▶ _DATA RECORDS_:
##########
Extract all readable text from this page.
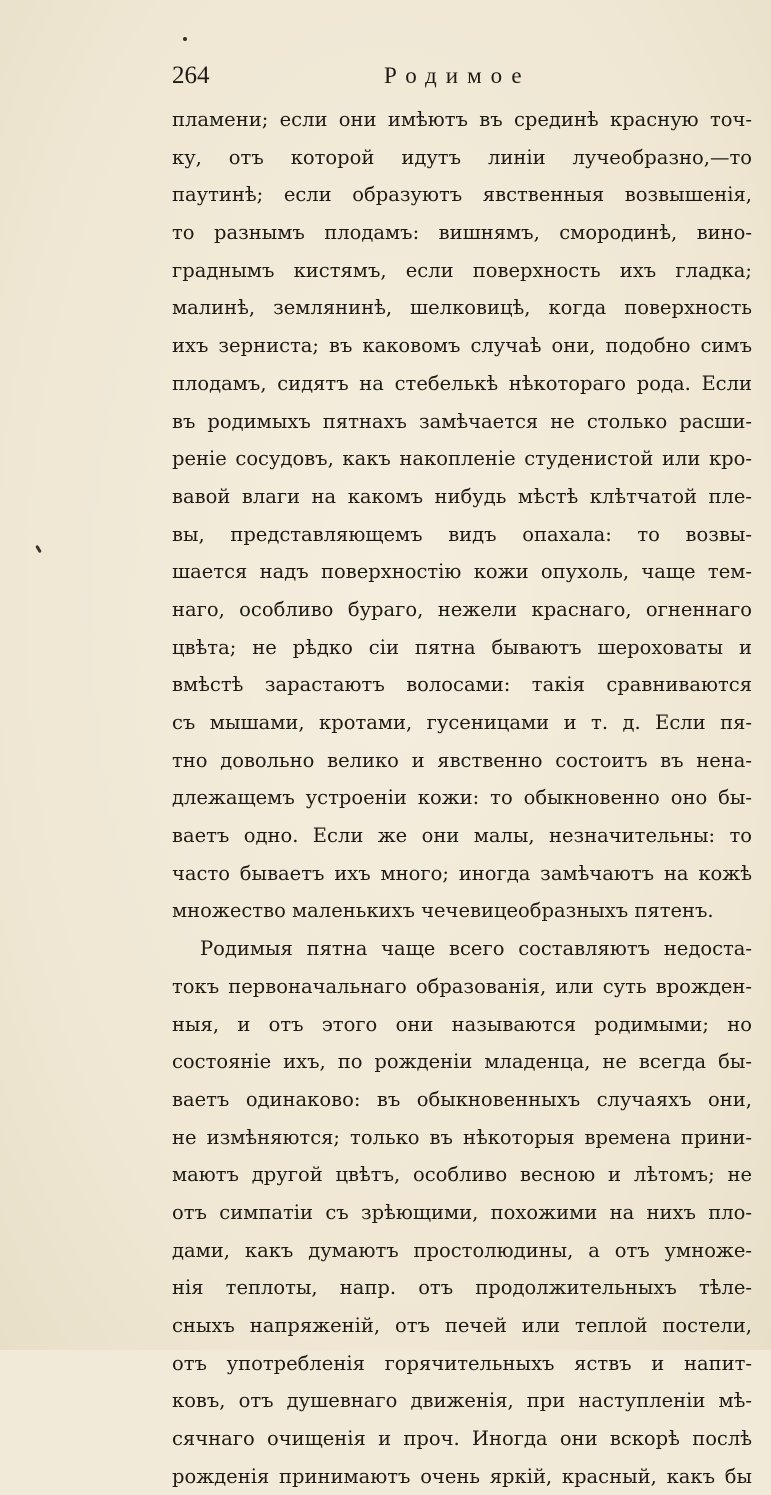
264	Родимое
пламени; если они имѣютъ въ срединѣ красную точ-
ку, отъ которой идутъ линіи лучеобразно,—то
паутинѣ; если образуютъ явственныя возвышенія,
то разнымъ плодамъ: вишнямъ, смородинѣ, вино-
граднымъ кистямъ, если поверхность ихъ гладка;
малинѣ, землянинѣ, шелковицѣ, когда поверхность
ихъ зерниста; въ каковомъ случаѣ они, подобно симъ
плодамъ, сидятъ на стебелькѣ нѣкотораго рода. Если
въ родимыхъ пятнахъ замѣчается не столько расши-
реніе сосудовъ, какъ накопленіе студенистой или кро-
вавой влаги на какомъ нибудь мѣстѣ клѣтчатой плe-
вы, представляющемъ видъ опахала: то возвы-
шается надъ поверхностію кожи опухоль, чаще тем-
наго, особливо бураго, нежели краснаго, огненнаго
цвѣта; не рѣдко сіи пятна бываютъ шероховаты и
вмѣстѣ зарастаютъ волосами: такія сравниваются
съ мышами, кротами, гусеницами и т. д. Если пя-
тно довольно велико и явственно состоитъ въ нена-
длежащемъ устроеніи кожи: то обыкновенно оно бы-
ваетъ одно. Если же они малы, незначительны: то
часто бываетъ ихъ много; иногда замѣчаютъ на кожѣ
множество маленькихъ чечевицеобразныхъ пятенъ.
Родимыя пятна чаще всего составляютъ недоста-
токъ первоначальнаго образованія, или суть врожден-
ныя, и отъ этого они называются родимыми; но
состояніе ихъ, по рожденіи младенца, не всегда бы-
ваетъ одинаково: въ обыкновенныхъ случаяхъ они,
не измѣняются; только въ нѣкоторыя времена прини-
маютъ другой цвѣтъ, особливо весною и лѣтомъ; не
отъ симпатіи съ зрѣющими, похожими на нихъ пло-
дами, какъ думаютъ простолюдины, а отъ умноже-
нія теплоты, напр. отъ продолжительныхъ тѣле-
сныхъ напряженій, отъ печей или теплой постели,
отъ употребленія горячительныхъ яствъ и напит-
ковъ, отъ душевнаго движенія, при наступленіи мѣ-
сячнаго очищенія и проч. Иногда они вскорѣ послѣ
рожденія принимаютъ очень яркій, красный, какъ бы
##########
Output all of the entries verbatim, leaving out any images.

Extract all readable text from this page.
264	Родимое
пламени; если они имѣютъ въ срединѣ красную точ-
ку, отъ которой идутъ линіи лучеобразно,—то
паутинѣ; если образуютъ явственныя возвышенія,
то разнымъ плодамъ: вишнямъ, смородинѣ, вино-
граднымъ кистямъ, если поверхность ихъ гладка;
малинѣ, землянинѣ, шелковицѣ, когда поверхность
ихъ зерниста; въ каковомъ случаѣ они, подобно симъ
плодамъ, сидятъ на стебелькѣ нѣкотораго рода. Если
въ родимыхъ пятнахъ замѣчается не столько расши-
реніе сосудовъ, какъ накопленіе студенистой или кро-
вавой влаги на какомъ нибудь мѣстѣ клѣтчатой плe-
вы, представляющемъ видъ опахала: то возвы-
шается надъ поверхностію кожи опухоль, чаще тем-
наго, особливо бураго, нежели краснаго, огненнаго
цвѣта; не рѣдко сіи пятна бываютъ шероховаты и
вмѣстѣ зарастаютъ волосами: такія сравниваются
съ мышами, кротами, гусеницами и т. д. Если пя-
тно довольно велико и явственно состоитъ въ нена-
длежащемъ устроеніи кожи: то обыкновенно оно бы-
ваетъ одно. Если же они малы, незначительны: то
часто бываетъ ихъ много; иногда замѣчаютъ на кожѣ
множество маленькихъ чечевицеобразныхъ пятенъ.
Родимыя пятна чаще всего составляютъ недоста-
токъ первоначальнаго образованія, или суть врожден-
ныя, и отъ этого они называются родимыми; но
состояніе ихъ, по рожденіи младенца, не всегда бы-
ваетъ одинаково: въ обыкновенныхъ случаяхъ они,
не измѣняются; только въ нѣкоторыя времена прини-
маютъ другой цвѣтъ, особливо весною и лѣтомъ; не
отъ симпатіи съ зрѣющими, похожими на нихъ пло-
дами, какъ думаютъ простолюдины, а отъ умноже-
нія теплоты, напр. отъ продолжительныхъ тѣле-
сныхъ напряженій, отъ печей или теплой постели,
отъ употребленія горячительныхъ яствъ и напит-
ковъ, отъ душевнаго движенія, при наступленіи мѣ-
сячнаго очищенія и проч. Иногда они вскорѣ послѣ
рожденія принимаютъ очень яркій, красный, какъ бы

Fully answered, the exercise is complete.